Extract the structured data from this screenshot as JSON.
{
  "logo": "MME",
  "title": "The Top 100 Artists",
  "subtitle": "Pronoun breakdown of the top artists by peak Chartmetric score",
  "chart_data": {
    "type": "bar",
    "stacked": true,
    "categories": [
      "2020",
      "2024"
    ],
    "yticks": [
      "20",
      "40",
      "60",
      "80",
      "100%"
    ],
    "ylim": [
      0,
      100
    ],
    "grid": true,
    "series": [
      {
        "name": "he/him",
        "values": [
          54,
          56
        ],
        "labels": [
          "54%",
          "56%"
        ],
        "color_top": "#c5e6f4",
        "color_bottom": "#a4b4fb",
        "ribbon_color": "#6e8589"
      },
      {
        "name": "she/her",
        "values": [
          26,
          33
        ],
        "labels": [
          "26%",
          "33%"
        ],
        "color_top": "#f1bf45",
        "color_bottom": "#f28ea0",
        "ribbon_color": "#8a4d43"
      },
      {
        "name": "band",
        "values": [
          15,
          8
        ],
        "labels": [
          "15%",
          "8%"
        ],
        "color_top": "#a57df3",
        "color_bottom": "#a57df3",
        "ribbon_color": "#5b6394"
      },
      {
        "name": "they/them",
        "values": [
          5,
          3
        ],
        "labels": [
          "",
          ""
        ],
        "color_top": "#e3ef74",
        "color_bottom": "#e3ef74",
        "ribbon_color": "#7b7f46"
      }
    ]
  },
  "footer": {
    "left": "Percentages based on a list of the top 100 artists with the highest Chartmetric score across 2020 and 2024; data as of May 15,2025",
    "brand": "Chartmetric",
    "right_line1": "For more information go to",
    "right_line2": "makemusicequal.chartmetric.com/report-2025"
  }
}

• • • • • • •

• **Task instructions**
Write out every record, exactly as written.

• **Correct answer**
Extract the structured data from this screenshot as JSON.
{
  "logo": "MME",
  "title": "The Top 100 Artists",
  "subtitle": "Pronoun breakdown of the top artists by peak Chartmetric score",
  "chart_data": {
    "type": "bar",
    "stacked": true,
    "categories": [
      "2020",
      "2024"
    ],
    "yticks": [
      "20",
      "40",
      "60",
      "80",
      "100%"
    ],
    "ylim": [
      0,
      100
    ],
    "grid": true,
    "series": [
      {
        "name": "he/him",
        "values": [
          54,
          56
        ],
        "labels": [
          "54%",
          "56%"
        ],
        "color_top": "#c5e6f4",
        "color_bottom": "#a4b4fb",
        "ribbon_color": "#6e8589"
      },
      {
        "name": "she/her",
        "values": [
          26,
          33
        ],
        "labels": [
          "26%",
          "33%"
        ],
        "color_top": "#f1bf45",
        "color_bottom": "#f28ea0",
        "ribbon_color": "#8a4d43"
      },
      {
        "name": "band",
        "values": [
          15,
          8
        ],
        "labels": [
          "15%",
          "8%"
        ],
        "color_top": "#a57df3",
        "color_bottom": "#a57df3",
        "ribbon_color": "#5b6394"
      },
      {
        "name": "they/them",
        "values": [
          5,
          3
        ],
        "labels": [
          "",
          ""
        ],
        "color_top": "#e3ef74",
        "color_bottom": "#e3ef74",
        "ribbon_color": "#7b7f46"
      }
    ]
  },
  "footer": {
    "left": "Percentages based on a list of the top 100 artists with the highest Chartmetric score across 2020 and 2024; data as of May 15,2025",
    "brand": "Chartmetric",
    "right_line1": "For more information go to",
    "right_line2": "makemusicequal.chartmetric.com/report-2025"
  }
}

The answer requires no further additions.